# Entries start

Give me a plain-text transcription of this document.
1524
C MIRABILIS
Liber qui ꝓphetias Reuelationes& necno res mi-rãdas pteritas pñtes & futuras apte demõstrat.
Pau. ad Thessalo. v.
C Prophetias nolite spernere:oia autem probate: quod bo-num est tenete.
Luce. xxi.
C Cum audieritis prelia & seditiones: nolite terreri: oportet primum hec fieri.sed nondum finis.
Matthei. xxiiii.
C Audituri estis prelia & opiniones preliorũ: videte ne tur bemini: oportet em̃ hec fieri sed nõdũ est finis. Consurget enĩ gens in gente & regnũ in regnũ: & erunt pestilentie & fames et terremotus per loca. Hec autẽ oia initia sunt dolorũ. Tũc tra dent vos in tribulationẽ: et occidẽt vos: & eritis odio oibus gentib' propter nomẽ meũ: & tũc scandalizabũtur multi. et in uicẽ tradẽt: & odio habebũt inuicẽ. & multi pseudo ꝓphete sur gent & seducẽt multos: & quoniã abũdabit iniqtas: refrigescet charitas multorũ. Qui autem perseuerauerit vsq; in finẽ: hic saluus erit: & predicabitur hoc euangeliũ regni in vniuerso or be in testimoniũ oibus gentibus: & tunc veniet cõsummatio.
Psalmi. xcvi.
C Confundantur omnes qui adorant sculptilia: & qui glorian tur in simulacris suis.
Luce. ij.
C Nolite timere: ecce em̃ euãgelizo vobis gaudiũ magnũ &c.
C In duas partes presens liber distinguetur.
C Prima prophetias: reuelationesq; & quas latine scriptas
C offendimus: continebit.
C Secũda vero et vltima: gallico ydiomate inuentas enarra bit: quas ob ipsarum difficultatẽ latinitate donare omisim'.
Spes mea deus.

# Entries end

Task:
All of the records must be retyped exactly as they are.

The response:
Give me a plain-text transcription of this document.
1524
C MIRABILIS
Liber qui ꝓphetias Reuelationes& necno res mi-rãdas pteritas pñtes & futuras apte demõstrat.
Pau. ad Thessalo. v.
C Prophetias nolite spernere:oia autem probate: quod bo-num est tenete.
Luce. xxi.
C Cum audieritis prelia & seditiones: nolite terreri: oportet primum hec fieri.sed nondum finis.
Matthei. xxiiii.
C Audituri estis prelia & opiniones preliorũ: videte ne tur bemini: oportet em̃ hec fieri sed nõdũ est finis. Consurget enĩ gens in gente & regnũ in regnũ: & erunt pestilentie & fames et terremotus per loca. Hec autẽ oia initia sunt dolorũ. Tũc tra dent vos in tribulationẽ: et occidẽt vos: & eritis odio oibus gentib' propter nomẽ meũ: & tũc scandalizabũtur multi. et in uicẽ tradẽt: & odio habebũt inuicẽ. & multi pseudo ꝓphete sur gent & seducẽt multos: & quoniã abũdabit iniqtas: refrigescet charitas multorũ. Qui autem perseuerauerit vsq; in finẽ: hic saluus erit: & predicabitur hoc euangeliũ regni in vniuerso or be in testimoniũ oibus gentibus: & tunc veniet cõsummatio.
Psalmi. xcvi.
C Confundantur omnes qui adorant sculptilia: & qui glorian tur in simulacris suis.
Luce. ij.
C Nolite timere: ecce em̃ euãgelizo vobis gaudiũ magnũ &c.
C In duas partes presens liber distinguetur.
C Prima prophetias: reuelationesq; & quas latine scriptas
C offendimus: continebit.
C Secũda vero et vltima: gallico ydiomate inuentas enarra bit: quas ob ipsarum difficultatẽ latinitate donare omisim'.
Spes mea deus.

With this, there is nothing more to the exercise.